The records below must be copied in full; omit the images.

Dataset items
################
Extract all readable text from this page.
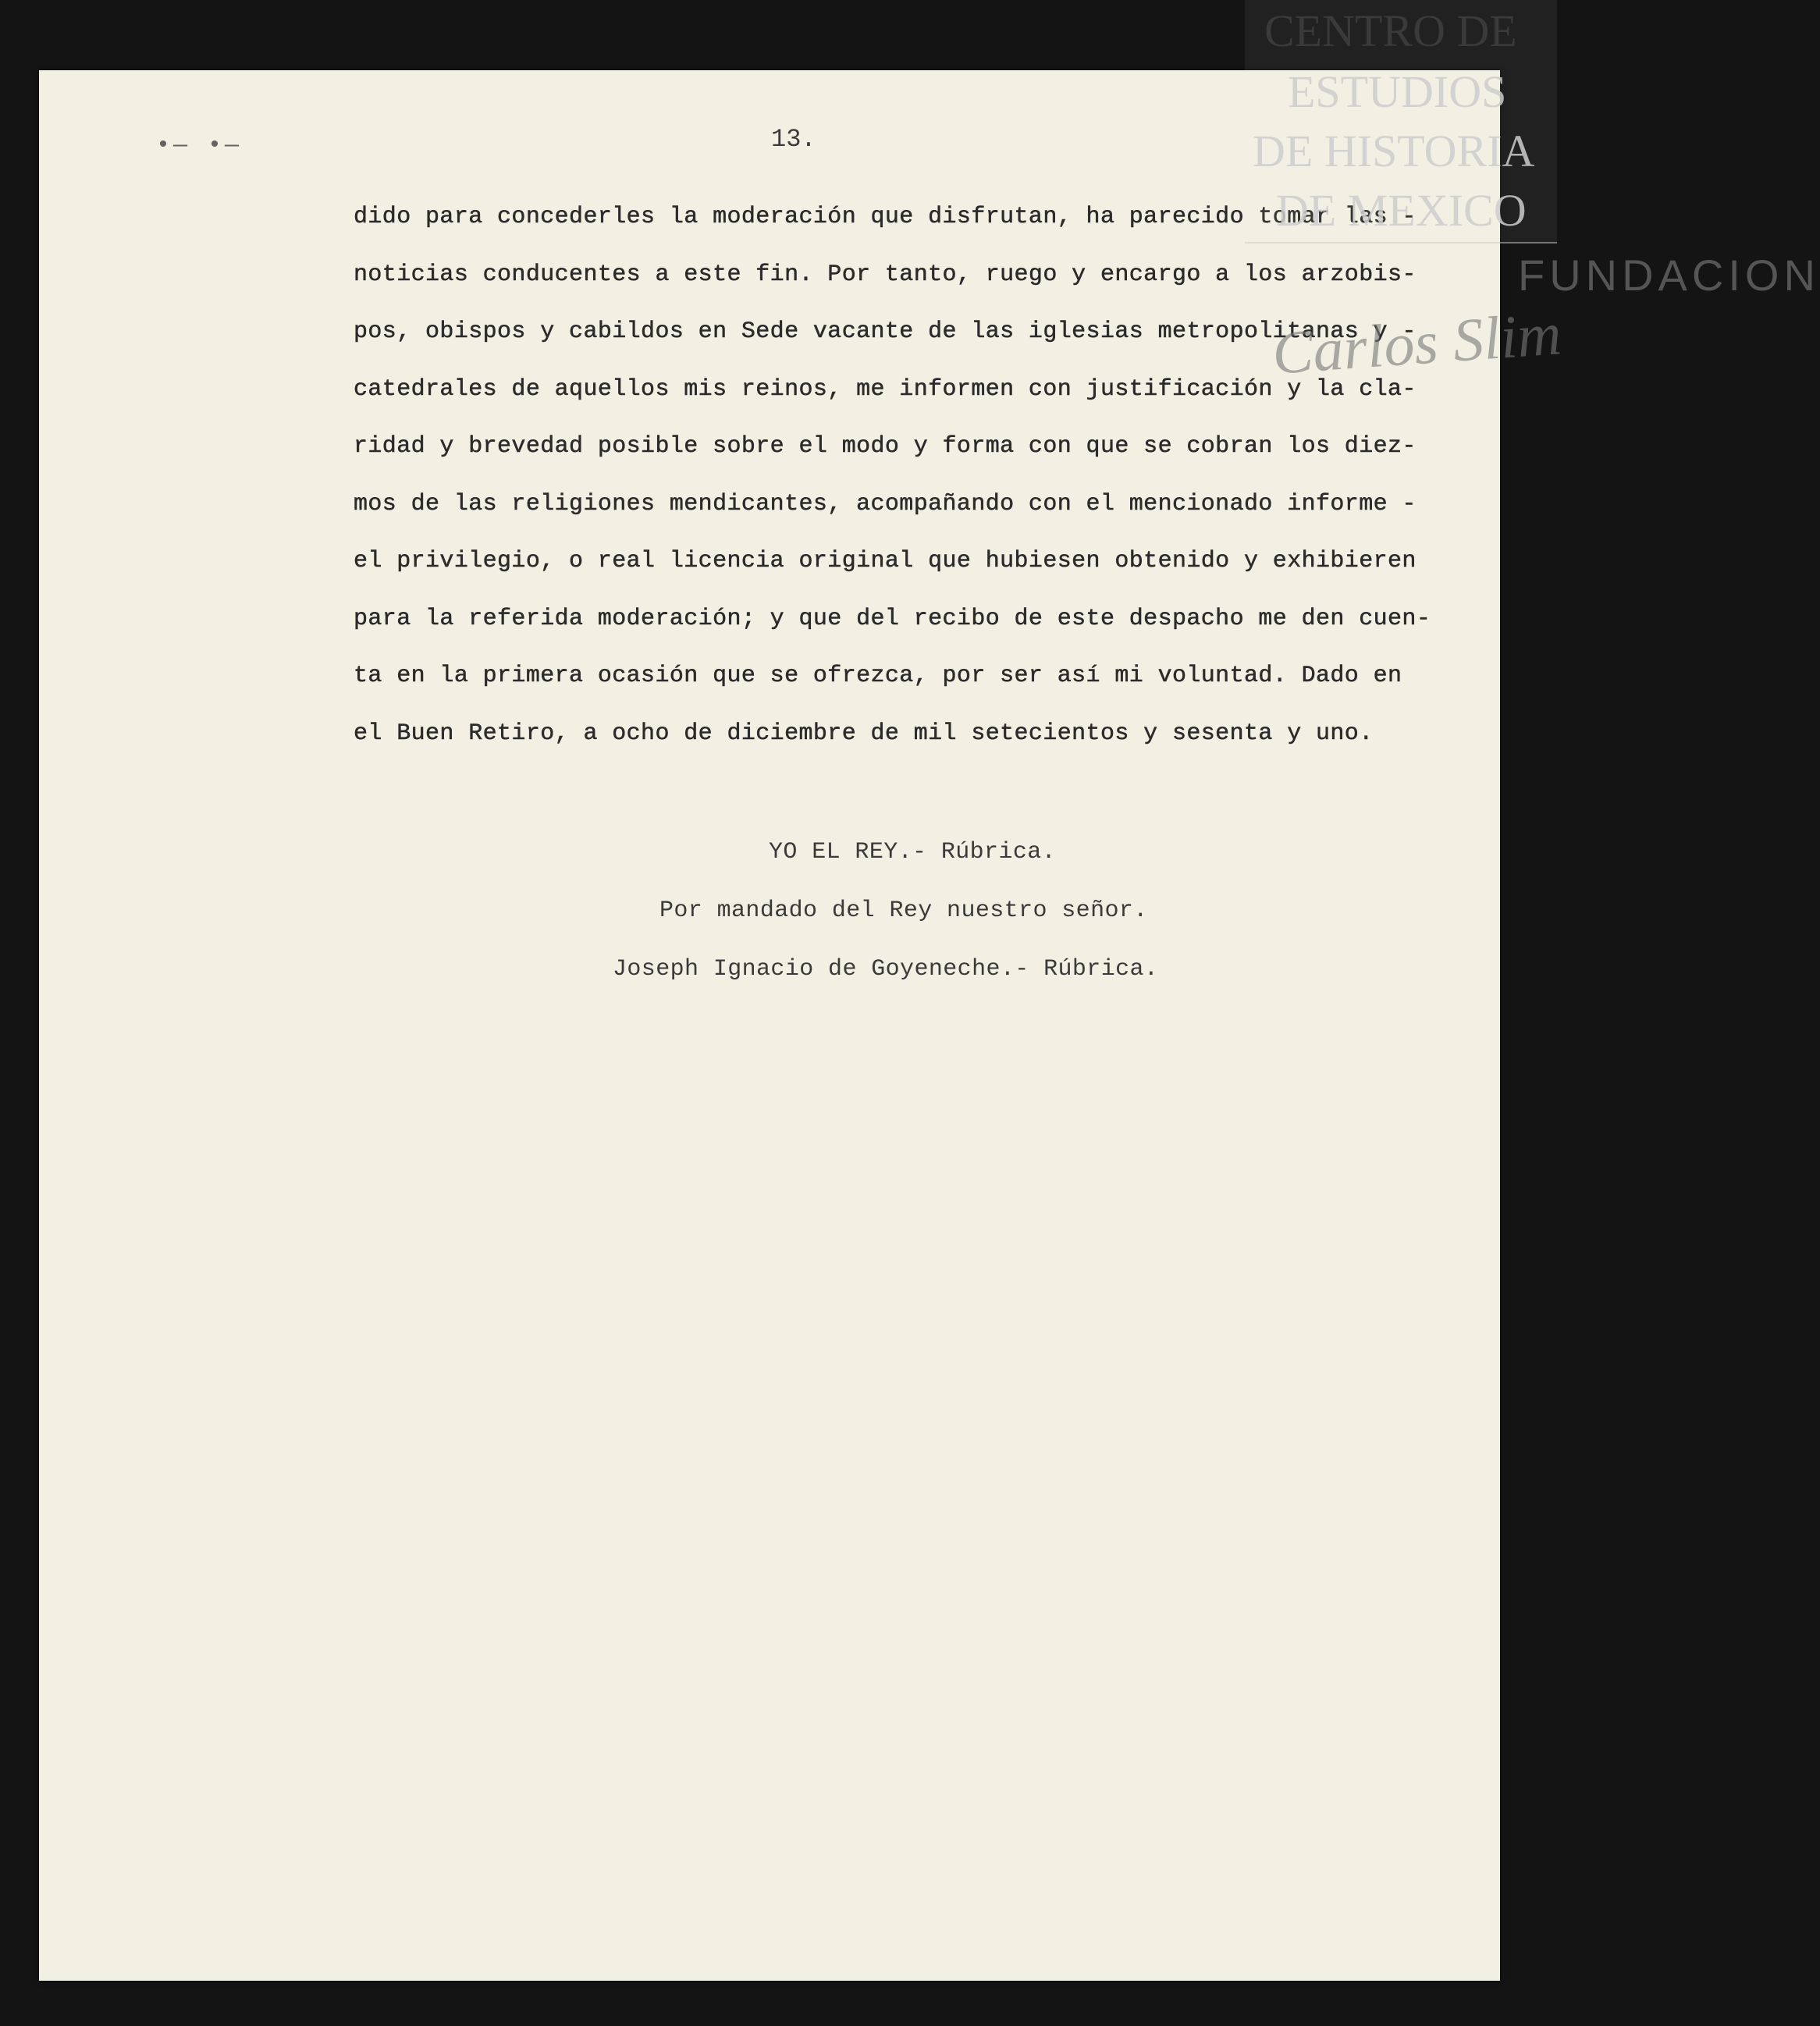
•— •—	13.
dido para concederles la moderación que disfrutan, ha parecido tomar las -
noticias conducentes a este fin. Por tanto, ruego y encargo a los arzobis-
pos, obispos y cabildos en Sede vacante de las iglesias metropolitanas y -
catedrales de aquellos mis reinos, me informen con justificación y la cla-
ridad y brevedad posible sobre el modo y forma con que se cobran los diez-
mos de las religiones mendicantes, acompañando con el mencionado informe -
el privilegio, o real licencia original que hubiesen obtenido y exhibieren
para la referida moderación; y que del recibo de este despacho me den cuen-
ta en la primera ocasión que se ofrezca, por ser así mi voluntad. Dado en
el Buen Retiro, a ocho de diciembre de mil setecientos y sesenta y uno.
YO EL REY.- Rúbrica.
Por mandado del Rey nuestro señor.
Joseph Ignacio de Goyeneche.- Rúbrica.
CENTRO DE
ESTUDIOS
DE HISTORIA
DE MEXICO
FUNDACION
Carlos Slim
################
Completed task:
Extract all readable text from this page.
•— •—	13.
dido para concederles la moderación que disfrutan, ha parecido tomar las -
noticias conducentes a este fin. Por tanto, ruego y encargo a los arzobis-
pos, obispos y cabildos en Sede vacante de las iglesias metropolitanas y -
catedrales de aquellos mis reinos, me informen con justificación y la cla-
ridad y brevedad posible sobre el modo y forma con que se cobran los diez-
mos de las religiones mendicantes, acompañando con el mencionado informe -
el privilegio, o real licencia original que hubiesen obtenido y exhibieren
para la referida moderación; y que del recibo de este despacho me den cuen-
ta en la primera ocasión que se ofrezca, por ser así mi voluntad. Dado en
el Buen Retiro, a ocho de diciembre de mil setecientos y sesenta y uno.
YO EL REY.- Rúbrica.
Por mandado del Rey nuestro señor.
Joseph Ignacio de Goyeneche.- Rúbrica.
CENTRO DE
ESTUDIOS
DE HISTORIA
DE MEXICO
FUNDACION
Carlos Slim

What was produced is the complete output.